Express the items from the first line up to and including the line with "stat-following: 235 відстежується" as a Markdown table with the columns Row and Line, numbering each row and leaving out blank lines.

Rows:
▼▼▼

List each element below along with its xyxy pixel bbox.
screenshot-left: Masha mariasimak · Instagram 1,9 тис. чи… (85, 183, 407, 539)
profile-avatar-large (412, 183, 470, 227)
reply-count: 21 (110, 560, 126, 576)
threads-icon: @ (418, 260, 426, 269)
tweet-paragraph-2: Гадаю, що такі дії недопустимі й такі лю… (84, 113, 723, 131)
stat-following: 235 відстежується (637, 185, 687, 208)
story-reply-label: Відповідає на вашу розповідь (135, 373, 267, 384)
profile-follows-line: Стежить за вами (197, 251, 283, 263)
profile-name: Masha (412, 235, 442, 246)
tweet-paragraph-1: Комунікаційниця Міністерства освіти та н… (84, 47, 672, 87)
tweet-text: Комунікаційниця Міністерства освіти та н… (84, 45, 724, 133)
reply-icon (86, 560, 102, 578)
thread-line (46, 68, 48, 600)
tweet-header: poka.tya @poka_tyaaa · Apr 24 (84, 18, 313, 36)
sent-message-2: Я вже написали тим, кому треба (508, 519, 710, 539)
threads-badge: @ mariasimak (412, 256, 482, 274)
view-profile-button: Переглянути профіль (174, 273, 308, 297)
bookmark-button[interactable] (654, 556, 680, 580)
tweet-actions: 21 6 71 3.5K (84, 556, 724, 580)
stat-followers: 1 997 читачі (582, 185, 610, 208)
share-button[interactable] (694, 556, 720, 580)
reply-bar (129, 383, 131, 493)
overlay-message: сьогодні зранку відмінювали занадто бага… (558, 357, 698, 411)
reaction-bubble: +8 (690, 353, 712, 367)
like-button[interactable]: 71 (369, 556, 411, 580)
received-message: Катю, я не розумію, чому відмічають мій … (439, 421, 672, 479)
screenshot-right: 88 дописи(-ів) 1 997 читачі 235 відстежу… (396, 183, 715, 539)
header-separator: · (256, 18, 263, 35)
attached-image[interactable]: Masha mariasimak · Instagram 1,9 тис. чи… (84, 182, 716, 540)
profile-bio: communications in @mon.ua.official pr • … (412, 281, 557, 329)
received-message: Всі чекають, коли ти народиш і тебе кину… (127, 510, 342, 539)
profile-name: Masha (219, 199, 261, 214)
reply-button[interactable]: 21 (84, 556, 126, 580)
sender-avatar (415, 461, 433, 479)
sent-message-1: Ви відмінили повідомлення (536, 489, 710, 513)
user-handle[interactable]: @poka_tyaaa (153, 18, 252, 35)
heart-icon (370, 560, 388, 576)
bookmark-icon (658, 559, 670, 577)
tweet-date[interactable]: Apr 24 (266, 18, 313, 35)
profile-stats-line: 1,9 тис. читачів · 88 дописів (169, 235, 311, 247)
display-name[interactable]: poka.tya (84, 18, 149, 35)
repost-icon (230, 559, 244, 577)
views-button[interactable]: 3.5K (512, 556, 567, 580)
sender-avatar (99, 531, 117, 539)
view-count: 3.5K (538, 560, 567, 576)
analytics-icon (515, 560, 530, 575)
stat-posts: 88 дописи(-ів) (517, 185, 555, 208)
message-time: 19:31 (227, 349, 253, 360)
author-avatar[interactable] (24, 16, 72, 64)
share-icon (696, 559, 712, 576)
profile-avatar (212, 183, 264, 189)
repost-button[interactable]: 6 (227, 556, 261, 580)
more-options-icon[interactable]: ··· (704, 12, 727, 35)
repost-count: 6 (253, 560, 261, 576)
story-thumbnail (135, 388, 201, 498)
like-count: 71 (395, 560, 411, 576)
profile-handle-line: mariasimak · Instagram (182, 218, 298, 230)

▲▲▲

Reply:
| Row | Line |
|---|---|
| 1 | List each element below along with its xyxy pixel bbox. |
| 2 | screenshot-left: Masha mariasimak · Instagram 1,9 тис. чи… (85, 183, 407, 539) |
| 3 | profile-avatar-large (412, 183, 470, 227) |
| 4 | reply-count: 21 (110, 560, 126, 576) |
| 5 | threads-icon: @ (418, 260, 426, 269) |
| 6 | tweet-paragraph-2: Гадаю, що такі дії недопустимі й такі лю… (84, 113, 723, 131) |
| 7 | stat-following: 235 відстежується (637, 185, 687, 208) |